#### INPUT ####

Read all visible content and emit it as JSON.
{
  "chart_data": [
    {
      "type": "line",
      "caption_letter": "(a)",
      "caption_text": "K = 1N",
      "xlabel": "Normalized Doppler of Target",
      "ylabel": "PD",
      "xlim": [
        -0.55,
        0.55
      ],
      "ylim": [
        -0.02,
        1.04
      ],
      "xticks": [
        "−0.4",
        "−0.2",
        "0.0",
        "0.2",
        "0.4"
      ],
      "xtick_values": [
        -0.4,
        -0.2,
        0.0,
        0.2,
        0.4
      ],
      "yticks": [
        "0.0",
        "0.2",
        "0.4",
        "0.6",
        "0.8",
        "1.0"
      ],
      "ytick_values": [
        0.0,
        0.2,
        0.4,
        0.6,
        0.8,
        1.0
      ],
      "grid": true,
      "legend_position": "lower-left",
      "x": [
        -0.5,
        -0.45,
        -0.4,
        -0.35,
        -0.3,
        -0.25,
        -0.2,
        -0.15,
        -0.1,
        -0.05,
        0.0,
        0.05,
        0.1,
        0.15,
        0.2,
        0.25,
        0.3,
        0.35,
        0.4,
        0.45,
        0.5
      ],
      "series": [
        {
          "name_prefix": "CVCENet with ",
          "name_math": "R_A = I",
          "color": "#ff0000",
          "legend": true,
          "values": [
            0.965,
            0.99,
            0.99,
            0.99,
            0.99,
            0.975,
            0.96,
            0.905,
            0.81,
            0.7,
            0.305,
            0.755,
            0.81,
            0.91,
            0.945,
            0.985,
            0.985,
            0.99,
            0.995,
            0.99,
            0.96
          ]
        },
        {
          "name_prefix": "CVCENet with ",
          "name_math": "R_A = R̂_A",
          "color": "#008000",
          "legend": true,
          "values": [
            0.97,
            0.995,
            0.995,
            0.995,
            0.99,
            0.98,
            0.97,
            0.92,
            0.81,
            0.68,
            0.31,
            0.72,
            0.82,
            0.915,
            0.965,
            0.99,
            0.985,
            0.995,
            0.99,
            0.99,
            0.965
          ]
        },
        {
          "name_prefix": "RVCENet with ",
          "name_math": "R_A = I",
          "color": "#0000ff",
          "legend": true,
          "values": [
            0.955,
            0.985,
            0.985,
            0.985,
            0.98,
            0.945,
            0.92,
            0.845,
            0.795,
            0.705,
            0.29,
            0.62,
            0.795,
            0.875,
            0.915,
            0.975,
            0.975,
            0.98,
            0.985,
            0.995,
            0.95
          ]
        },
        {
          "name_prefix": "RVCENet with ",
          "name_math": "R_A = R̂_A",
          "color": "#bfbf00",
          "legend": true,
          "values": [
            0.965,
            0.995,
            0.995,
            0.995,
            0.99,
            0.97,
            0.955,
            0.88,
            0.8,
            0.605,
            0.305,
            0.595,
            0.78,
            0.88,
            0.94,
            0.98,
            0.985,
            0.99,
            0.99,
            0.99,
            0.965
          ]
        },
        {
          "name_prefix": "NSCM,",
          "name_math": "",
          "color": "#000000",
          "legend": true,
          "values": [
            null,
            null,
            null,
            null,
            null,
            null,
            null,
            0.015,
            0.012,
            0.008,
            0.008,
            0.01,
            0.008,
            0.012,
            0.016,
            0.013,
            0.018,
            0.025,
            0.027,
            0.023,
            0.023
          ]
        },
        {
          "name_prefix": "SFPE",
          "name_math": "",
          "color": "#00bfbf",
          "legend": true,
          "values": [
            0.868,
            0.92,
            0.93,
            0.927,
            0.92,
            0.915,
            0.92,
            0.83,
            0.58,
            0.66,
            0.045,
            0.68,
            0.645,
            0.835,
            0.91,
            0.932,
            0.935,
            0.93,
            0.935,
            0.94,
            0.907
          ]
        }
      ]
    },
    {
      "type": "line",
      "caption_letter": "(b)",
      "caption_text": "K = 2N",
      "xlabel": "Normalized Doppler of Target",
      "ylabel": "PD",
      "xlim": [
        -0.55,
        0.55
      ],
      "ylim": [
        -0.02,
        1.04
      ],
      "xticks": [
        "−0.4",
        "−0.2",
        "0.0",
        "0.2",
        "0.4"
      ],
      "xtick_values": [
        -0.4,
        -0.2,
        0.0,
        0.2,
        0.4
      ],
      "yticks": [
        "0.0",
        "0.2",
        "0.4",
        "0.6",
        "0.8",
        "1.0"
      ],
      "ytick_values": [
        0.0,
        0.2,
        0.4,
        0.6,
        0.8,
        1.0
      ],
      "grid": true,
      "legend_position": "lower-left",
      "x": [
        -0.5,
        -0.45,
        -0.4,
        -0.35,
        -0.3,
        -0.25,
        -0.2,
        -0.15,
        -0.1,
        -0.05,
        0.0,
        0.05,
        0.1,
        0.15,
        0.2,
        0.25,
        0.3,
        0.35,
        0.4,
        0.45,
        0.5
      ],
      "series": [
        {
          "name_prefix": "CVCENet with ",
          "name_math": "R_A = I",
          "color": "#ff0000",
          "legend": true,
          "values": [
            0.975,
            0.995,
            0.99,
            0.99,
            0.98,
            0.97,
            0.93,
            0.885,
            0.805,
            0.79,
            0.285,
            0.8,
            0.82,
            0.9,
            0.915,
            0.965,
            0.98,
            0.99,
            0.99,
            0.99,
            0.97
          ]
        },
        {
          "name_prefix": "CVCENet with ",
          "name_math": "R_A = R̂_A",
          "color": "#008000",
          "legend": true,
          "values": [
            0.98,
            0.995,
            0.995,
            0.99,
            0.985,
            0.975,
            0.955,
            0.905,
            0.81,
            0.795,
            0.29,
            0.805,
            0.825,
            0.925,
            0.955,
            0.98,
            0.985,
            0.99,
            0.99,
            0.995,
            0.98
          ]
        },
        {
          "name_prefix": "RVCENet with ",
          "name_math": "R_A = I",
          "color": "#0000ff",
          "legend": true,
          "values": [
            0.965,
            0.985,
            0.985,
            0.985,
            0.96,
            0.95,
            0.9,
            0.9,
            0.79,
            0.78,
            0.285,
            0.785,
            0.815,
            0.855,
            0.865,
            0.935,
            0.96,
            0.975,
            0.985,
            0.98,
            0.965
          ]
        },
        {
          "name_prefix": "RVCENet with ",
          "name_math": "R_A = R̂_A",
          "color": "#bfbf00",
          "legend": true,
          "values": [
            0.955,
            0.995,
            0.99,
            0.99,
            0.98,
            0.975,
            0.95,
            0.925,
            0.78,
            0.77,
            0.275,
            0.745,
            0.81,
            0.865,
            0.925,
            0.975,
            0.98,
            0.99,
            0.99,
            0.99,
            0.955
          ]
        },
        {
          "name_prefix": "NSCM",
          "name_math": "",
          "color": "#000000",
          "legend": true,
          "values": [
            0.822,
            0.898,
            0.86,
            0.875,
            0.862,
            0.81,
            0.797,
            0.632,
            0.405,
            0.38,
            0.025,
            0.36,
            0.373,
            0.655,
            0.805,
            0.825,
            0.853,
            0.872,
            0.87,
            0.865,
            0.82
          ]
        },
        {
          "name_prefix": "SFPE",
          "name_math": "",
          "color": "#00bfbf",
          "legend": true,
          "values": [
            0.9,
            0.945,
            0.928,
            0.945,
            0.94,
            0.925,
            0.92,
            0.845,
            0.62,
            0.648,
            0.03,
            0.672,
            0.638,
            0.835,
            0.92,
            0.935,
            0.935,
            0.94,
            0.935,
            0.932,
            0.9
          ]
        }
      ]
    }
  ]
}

####

> [REQUIREMENTS] Retype all the material above precisely, with no line left out.

> [FULL OUTPUT]
Read all visible content and emit it as JSON.
{
  "chart_data": [
    {
      "type": "line",
      "caption_letter": "(a)",
      "caption_text": "K = 1N",
      "xlabel": "Normalized Doppler of Target",
      "ylabel": "PD",
      "xlim": [
        -0.55,
        0.55
      ],
      "ylim": [
        -0.02,
        1.04
      ],
      "xticks": [
        "−0.4",
        "−0.2",
        "0.0",
        "0.2",
        "0.4"
      ],
      "xtick_values": [
        -0.4,
        -0.2,
        0.0,
        0.2,
        0.4
      ],
      "yticks": [
        "0.0",
        "0.2",
        "0.4",
        "0.6",
        "0.8",
        "1.0"
      ],
      "ytick_values": [
        0.0,
        0.2,
        0.4,
        0.6,
        0.8,
        1.0
      ],
      "grid": true,
      "legend_position": "lower-left",
      "x": [
        -0.5,
        -0.45,
        -0.4,
        -0.35,
        -0.3,
        -0.25,
        -0.2,
        -0.15,
        -0.1,
        -0.05,
        0.0,
        0.05,
        0.1,
        0.15,
        0.2,
        0.25,
        0.3,
        0.35,
        0.4,
        0.45,
        0.5
      ],
      "series": [
        {
          "name_prefix": "CVCENet with ",
          "name_math": "R_A = I",
          "color": "#ff0000",
          "legend": true,
          "values": [
            0.965,
            0.99,
            0.99,
            0.99,
            0.99,
            0.975,
            0.96,
            0.905,
            0.81,
            0.7,
            0.305,
            0.755,
            0.81,
            0.91,
            0.945,
            0.985,
            0.985,
            0.99,
            0.995,
            0.99,
            0.96
          ]
        },
        {
          "name_prefix": "CVCENet with ",
          "name_math": "R_A = R̂_A",
          "color": "#008000",
          "legend": true,
          "values": [
            0.97,
            0.995,
            0.995,
            0.995,
            0.99,
            0.98,
            0.97,
            0.92,
            0.81,
            0.68,
            0.31,
            0.72,
            0.82,
            0.915,
            0.965,
            0.99,
            0.985,
            0.995,
            0.99,
            0.99,
            0.965
          ]
        },
        {
          "name_prefix": "RVCENet with ",
          "name_math": "R_A = I",
          "color": "#0000ff",
          "legend": true,
          "values": [
            0.955,
            0.985,
            0.985,
            0.985,
            0.98,
            0.945,
            0.92,
            0.845,
            0.795,
            0.705,
            0.29,
            0.62,
            0.795,
            0.875,
            0.915,
            0.975,
            0.975,
            0.98,
            0.985,
            0.995,
            0.95
          ]
        },
        {
          "name_prefix": "RVCENet with ",
          "name_math": "R_A = R̂_A",
          "color": "#bfbf00",
          "legend": true,
          "values": [
            0.965,
            0.995,
            0.995,
            0.995,
            0.99,
            0.97,
            0.955,
            0.88,
            0.8,
            0.605,
            0.305,
            0.595,
            0.78,
            0.88,
            0.94,
            0.98,
            0.985,
            0.99,
            0.99,
            0.99,
            0.965
          ]
        },
        {
          "name_prefix": "NSCM,",
          "name_math": "",
          "color": "#000000",
          "legend": true,
          "values": [
            null,
            null,
            null,
            null,
            null,
            null,
            null,
            0.015,
            0.012,
            0.008,
            0.008,
            0.01,
            0.008,
            0.012,
            0.016,
            0.013,
            0.018,
            0.025,
            0.027,
            0.023,
            0.023
          ]
        },
        {
          "name_prefix": "SFPE",
          "name_math": "",
          "color": "#00bfbf",
          "legend": true,
          "values": [
            0.868,
            0.92,
            0.93,
            0.927,
            0.92,
            0.915,
            0.92,
            0.83,
            0.58,
            0.66,
            0.045,
            0.68,
            0.645,
            0.835,
            0.91,
            0.932,
            0.935,
            0.93,
            0.935,
            0.94,
            0.907
          ]
        }
      ]
    },
    {
      "type": "line",
      "caption_letter": "(b)",
      "caption_text": "K = 2N",
      "xlabel": "Normalized Doppler of Target",
      "ylabel": "PD",
      "xlim": [
        -0.55,
        0.55
      ],
      "ylim": [
        -0.02,
        1.04
      ],
      "xticks": [
        "−0.4",
        "−0.2",
        "0.0",
        "0.2",
        "0.4"
      ],
      "xtick_values": [
        -0.4,
        -0.2,
        0.0,
        0.2,
        0.4
      ],
      "yticks": [
        "0.0",
        "0.2",
        "0.4",
        "0.6",
        "0.8",
        "1.0"
      ],
      "ytick_values": [
        0.0,
        0.2,
        0.4,
        0.6,
        0.8,
        1.0
      ],
      "grid": true,
      "legend_position": "lower-left",
      "x": [
        -0.5,
        -0.45,
        -0.4,
        -0.35,
        -0.3,
        -0.25,
        -0.2,
        -0.15,
        -0.1,
        -0.05,
        0.0,
        0.05,
        0.1,
        0.15,
        0.2,
        0.25,
        0.3,
        0.35,
        0.4,
        0.45,
        0.5
      ],
      "series": [
        {
          "name_prefix": "CVCENet with ",
          "name_math": "R_A = I",
          "color": "#ff0000",
          "legend": true,
          "values": [
            0.975,
            0.995,
            0.99,
            0.99,
            0.98,
            0.97,
            0.93,
            0.885,
            0.805,
            0.79,
            0.285,
            0.8,
            0.82,
            0.9,
            0.915,
            0.965,
            0.98,
            0.99,
            0.99,
            0.99,
            0.97
          ]
        },
        {
          "name_prefix": "CVCENet with ",
          "name_math": "R_A = R̂_A",
          "color": "#008000",
          "legend": true,
          "values": [
            0.98,
            0.995,
            0.995,
            0.99,
            0.985,
            0.975,
            0.955,
            0.905,
            0.81,
            0.795,
            0.29,
            0.805,
            0.825,
            0.925,
            0.955,
            0.98,
            0.985,
            0.99,
            0.99,
            0.995,
            0.98
          ]
        },
        {
          "name_prefix": "RVCENet with ",
          "name_math": "R_A = I",
          "color": "#0000ff",
          "legend": true,
          "values": [
            0.965,
            0.985,
            0.985,
            0.985,
            0.96,
            0.95,
            0.9,
            0.9,
            0.79,
            0.78,
            0.285,
            0.785,
            0.815,
            0.855,
            0.865,
            0.935,
            0.96,
            0.975,
            0.985,
            0.98,
            0.965
          ]
        },
        {
          "name_prefix": "RVCENet with ",
          "name_math": "R_A = R̂_A",
          "color": "#bfbf00",
          "legend": true,
          "values": [
            0.955,
            0.995,
            0.99,
            0.99,
            0.98,
            0.975,
            0.95,
            0.925,
            0.78,
            0.77,
            0.275,
            0.745,
            0.81,
            0.865,
            0.925,
            0.975,
            0.98,
            0.99,
            0.99,
            0.99,
            0.955
          ]
        },
        {
          "name_prefix": "NSCM",
          "name_math": "",
          "color": "#000000",
          "legend": true,
          "values": [
            0.822,
            0.898,
            0.86,
            0.875,
            0.862,
            0.81,
            0.797,
            0.632,
            0.405,
            0.38,
            0.025,
            0.36,
            0.373,
            0.655,
            0.805,
            0.825,
            0.853,
            0.872,
            0.87,
            0.865,
            0.82
          ]
        },
        {
          "name_prefix": "SFPE",
          "name_math": "",
          "color": "#00bfbf",
          "legend": true,
          "values": [
            0.9,
            0.945,
            0.928,
            0.945,
            0.94,
            0.925,
            0.92,
            0.845,
            0.62,
            0.648,
            0.03,
            0.672,
            0.638,
            0.835,
            0.92,
            0.935,
            0.935,
            0.94,
            0.935,
            0.932,
            0.9
          ]
        }
      ]
    }
  ]
}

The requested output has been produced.